◆ **The problem**: Pick every line with "true" from the material below.
#### Given data ####
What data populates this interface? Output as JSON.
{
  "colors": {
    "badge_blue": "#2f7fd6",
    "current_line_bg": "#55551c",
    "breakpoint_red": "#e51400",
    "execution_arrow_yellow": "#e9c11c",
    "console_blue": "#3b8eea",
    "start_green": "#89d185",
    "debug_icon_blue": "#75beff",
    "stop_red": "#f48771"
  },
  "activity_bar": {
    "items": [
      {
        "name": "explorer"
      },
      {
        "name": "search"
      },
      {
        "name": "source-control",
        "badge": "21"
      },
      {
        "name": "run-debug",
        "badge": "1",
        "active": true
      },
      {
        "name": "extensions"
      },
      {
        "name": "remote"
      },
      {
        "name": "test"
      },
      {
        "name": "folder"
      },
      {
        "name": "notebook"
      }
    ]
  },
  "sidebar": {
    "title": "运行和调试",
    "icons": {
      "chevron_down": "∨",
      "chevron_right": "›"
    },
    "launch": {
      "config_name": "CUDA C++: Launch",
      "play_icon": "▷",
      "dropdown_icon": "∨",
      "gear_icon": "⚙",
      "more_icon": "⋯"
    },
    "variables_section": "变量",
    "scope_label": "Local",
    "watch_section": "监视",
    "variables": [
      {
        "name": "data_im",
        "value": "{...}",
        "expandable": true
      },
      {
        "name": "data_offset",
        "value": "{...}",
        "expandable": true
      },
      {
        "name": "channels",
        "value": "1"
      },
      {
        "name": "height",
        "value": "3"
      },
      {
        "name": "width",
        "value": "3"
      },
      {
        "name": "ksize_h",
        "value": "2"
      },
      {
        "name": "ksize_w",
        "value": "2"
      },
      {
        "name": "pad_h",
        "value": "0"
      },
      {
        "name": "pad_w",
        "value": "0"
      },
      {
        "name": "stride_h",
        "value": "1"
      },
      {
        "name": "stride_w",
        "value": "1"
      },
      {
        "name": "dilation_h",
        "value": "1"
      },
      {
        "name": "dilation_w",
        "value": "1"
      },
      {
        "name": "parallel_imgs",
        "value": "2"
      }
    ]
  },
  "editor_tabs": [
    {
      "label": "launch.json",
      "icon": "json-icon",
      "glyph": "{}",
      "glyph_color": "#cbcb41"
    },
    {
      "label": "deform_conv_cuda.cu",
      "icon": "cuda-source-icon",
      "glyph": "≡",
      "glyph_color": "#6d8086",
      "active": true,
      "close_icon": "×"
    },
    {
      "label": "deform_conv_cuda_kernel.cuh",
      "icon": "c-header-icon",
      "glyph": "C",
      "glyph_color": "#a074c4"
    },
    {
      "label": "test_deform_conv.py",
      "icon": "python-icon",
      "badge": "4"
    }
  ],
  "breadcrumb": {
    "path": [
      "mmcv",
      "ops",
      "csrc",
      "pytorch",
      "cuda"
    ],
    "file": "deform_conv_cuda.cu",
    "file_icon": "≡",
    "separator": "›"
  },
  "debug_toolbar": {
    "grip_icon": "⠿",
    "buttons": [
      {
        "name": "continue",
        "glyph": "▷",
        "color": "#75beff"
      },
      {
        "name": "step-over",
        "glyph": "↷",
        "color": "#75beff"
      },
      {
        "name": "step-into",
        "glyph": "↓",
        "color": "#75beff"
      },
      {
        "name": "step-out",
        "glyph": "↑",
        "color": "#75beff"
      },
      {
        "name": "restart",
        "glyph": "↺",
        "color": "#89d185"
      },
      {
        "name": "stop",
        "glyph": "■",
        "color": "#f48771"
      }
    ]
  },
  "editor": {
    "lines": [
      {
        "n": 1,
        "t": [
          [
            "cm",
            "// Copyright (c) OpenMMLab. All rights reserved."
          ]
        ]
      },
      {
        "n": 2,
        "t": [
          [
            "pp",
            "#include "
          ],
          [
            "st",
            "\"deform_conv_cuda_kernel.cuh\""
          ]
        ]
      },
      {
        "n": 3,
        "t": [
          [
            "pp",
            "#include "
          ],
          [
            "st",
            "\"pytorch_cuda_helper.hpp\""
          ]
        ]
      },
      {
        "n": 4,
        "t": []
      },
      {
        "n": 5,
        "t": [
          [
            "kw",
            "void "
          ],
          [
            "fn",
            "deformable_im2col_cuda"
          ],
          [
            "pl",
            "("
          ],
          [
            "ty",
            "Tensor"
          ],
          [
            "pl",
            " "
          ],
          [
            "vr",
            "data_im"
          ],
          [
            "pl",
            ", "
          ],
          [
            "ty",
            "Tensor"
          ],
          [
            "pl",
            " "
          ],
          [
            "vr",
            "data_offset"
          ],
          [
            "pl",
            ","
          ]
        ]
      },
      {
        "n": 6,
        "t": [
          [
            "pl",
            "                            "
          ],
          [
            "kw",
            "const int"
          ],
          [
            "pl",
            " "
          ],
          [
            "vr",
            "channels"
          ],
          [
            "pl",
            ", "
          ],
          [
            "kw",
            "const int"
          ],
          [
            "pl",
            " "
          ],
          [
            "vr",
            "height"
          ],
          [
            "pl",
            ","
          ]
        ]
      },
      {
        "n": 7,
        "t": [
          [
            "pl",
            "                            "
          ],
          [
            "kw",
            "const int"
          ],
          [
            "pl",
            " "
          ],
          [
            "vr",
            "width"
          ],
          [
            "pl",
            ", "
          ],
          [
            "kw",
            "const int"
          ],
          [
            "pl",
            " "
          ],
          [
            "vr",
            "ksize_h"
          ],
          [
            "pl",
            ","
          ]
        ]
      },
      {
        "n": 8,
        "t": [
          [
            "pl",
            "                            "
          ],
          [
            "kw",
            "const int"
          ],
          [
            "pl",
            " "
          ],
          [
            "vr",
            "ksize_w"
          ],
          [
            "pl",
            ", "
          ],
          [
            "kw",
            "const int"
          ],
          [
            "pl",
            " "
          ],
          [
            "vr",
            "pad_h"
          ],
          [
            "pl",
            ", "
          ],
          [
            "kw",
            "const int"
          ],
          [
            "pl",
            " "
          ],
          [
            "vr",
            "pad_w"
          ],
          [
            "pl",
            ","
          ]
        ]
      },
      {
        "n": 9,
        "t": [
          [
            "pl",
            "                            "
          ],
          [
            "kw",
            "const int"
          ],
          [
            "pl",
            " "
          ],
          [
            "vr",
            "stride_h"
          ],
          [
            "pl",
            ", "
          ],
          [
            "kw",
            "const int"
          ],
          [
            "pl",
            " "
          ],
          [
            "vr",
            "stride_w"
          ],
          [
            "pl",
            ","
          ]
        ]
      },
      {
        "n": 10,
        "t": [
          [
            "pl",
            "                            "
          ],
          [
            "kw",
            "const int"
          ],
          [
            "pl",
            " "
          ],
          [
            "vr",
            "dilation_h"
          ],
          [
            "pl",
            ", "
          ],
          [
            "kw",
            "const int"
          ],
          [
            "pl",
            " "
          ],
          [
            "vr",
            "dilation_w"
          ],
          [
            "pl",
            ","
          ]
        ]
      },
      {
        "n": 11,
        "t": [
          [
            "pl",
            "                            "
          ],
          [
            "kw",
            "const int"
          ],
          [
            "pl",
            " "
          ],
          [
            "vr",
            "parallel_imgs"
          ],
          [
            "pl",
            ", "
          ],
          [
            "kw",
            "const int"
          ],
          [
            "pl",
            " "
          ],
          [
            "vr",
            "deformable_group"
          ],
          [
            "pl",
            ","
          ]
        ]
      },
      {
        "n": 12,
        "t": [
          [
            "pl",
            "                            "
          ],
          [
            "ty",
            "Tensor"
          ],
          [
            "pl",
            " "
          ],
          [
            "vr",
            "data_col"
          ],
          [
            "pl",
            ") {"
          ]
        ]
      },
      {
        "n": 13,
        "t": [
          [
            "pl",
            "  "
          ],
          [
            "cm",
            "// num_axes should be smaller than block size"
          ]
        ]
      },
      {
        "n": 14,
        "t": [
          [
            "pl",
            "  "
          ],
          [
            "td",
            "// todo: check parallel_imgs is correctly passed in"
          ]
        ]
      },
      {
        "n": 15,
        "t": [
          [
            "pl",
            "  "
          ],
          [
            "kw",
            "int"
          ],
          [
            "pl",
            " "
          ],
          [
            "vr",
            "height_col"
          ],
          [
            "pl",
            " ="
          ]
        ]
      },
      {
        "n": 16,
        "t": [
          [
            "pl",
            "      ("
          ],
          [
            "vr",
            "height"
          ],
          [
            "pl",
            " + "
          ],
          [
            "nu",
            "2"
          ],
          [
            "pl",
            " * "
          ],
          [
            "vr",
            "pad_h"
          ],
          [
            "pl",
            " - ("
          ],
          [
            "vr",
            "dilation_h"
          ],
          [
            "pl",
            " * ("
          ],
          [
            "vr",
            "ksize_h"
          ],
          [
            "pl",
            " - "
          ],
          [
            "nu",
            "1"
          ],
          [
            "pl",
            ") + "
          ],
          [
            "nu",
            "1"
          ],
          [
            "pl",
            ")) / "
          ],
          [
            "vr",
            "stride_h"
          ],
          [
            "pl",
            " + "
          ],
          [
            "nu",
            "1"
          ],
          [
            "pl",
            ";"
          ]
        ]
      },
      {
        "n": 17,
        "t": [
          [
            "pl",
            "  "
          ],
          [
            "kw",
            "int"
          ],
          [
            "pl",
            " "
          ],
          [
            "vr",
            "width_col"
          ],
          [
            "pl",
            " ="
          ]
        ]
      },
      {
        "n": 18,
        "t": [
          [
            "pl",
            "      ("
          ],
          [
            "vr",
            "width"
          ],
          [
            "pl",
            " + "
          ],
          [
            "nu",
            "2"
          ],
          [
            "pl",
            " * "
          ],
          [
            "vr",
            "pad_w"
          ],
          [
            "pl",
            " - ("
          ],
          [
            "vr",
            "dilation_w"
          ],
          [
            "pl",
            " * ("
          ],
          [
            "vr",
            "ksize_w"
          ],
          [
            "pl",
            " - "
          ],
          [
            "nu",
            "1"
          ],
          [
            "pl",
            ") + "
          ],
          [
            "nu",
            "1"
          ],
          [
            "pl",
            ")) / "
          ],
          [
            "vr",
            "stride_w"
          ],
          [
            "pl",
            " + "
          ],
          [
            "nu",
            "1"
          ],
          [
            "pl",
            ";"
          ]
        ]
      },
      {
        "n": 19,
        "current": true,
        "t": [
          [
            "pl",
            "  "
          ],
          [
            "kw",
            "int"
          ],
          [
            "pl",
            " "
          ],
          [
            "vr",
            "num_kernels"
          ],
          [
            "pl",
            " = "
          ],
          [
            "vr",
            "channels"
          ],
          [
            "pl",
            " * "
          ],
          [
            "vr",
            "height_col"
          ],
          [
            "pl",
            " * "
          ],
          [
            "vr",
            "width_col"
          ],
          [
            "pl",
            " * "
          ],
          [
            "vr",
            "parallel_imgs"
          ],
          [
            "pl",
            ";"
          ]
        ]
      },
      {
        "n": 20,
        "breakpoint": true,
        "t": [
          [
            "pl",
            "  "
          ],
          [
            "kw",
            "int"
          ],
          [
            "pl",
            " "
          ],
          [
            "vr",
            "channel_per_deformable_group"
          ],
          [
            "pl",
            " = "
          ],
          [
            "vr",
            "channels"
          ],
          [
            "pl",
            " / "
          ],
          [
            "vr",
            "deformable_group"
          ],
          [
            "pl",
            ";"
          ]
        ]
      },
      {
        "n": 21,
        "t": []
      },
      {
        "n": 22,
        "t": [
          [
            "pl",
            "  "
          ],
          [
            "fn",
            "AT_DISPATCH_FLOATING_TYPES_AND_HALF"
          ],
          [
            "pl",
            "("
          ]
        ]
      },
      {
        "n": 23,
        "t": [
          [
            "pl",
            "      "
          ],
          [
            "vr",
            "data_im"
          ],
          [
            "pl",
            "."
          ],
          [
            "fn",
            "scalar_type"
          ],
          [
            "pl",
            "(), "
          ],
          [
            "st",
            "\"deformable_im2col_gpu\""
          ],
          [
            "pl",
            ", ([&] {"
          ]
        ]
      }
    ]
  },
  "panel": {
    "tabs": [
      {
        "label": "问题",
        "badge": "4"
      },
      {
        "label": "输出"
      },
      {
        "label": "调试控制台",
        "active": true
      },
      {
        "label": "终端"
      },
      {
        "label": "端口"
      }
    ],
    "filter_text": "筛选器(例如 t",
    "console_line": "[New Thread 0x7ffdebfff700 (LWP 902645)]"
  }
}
####
◆ **Task output**:
        "active": true
        "expandable": true
        "expandable": true
      "active": true,
        "current": true,
        "breakpoint": true,
        "active": true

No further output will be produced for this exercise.